EXERCISE DESCRIPTION: Pictures do not belong in the copy. Return all of the entries exactly.

Chart and figure data:
|---|
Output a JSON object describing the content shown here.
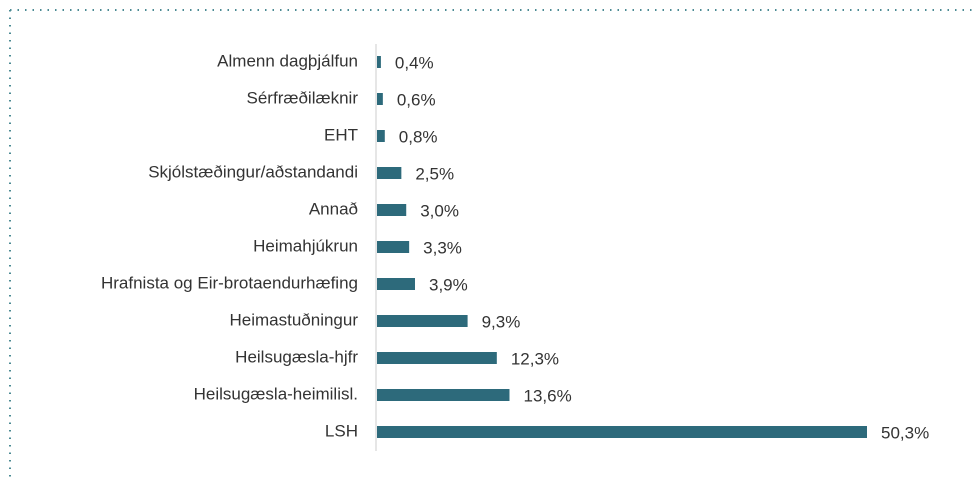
{
  "chart_data": {
    "type": "bar",
    "orientation": "horizontal",
    "categories": [
      "Almenn dagþjálfun",
      "Sérfræðilæknir",
      "EHT",
      "Skjólstæðingur/aðstandandi",
      "Annað",
      "Heimahjúkrun",
      "Hrafnista og Eir-brotaendurhæfing",
      "Heimastuðningur",
      "Heilsugæsla-hjfr",
      "Heilsugæsla-heimilisl.",
      "LSH"
    ],
    "values": [
      0.4,
      0.6,
      0.8,
      2.5,
      3.0,
      3.3,
      3.9,
      9.3,
      12.3,
      13.6,
      50.3
    ],
    "value_labels": [
      "0,4%",
      "0,6%",
      "0,8%",
      "2,5%",
      "3,0%",
      "3,3%",
      "3,9%",
      "9,3%",
      "12,3%",
      "13,6%",
      "50,3%"
    ],
    "color": "#2d6a7b"
  }
}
|---|
OUTPUT OF THE EXERCISE:
Output a JSON object describing the content shown here.
{
  "chart_data": {
    "type": "bar",
    "orientation": "horizontal",
    "categories": [
      "Almenn dagþjálfun",
      "Sérfræðilæknir",
      "EHT",
      "Skjólstæðingur/aðstandandi",
      "Annað",
      "Heimahjúkrun",
      "Hrafnista og Eir-brotaendurhæfing",
      "Heimastuðningur",
      "Heilsugæsla-hjfr",
      "Heilsugæsla-heimilisl.",
      "LSH"
    ],
    "values": [
      0.4,
      0.6,
      0.8,
      2.5,
      3.0,
      3.3,
      3.9,
      9.3,
      12.3,
      13.6,
      50.3
    ],
    "value_labels": [
      "0,4%",
      "0,6%",
      "0,8%",
      "2,5%",
      "3,0%",
      "3,3%",
      "3,9%",
      "9,3%",
      "12,3%",
      "13,6%",
      "50,3%"
    ],
    "color": "#2d6a7b"
  }
}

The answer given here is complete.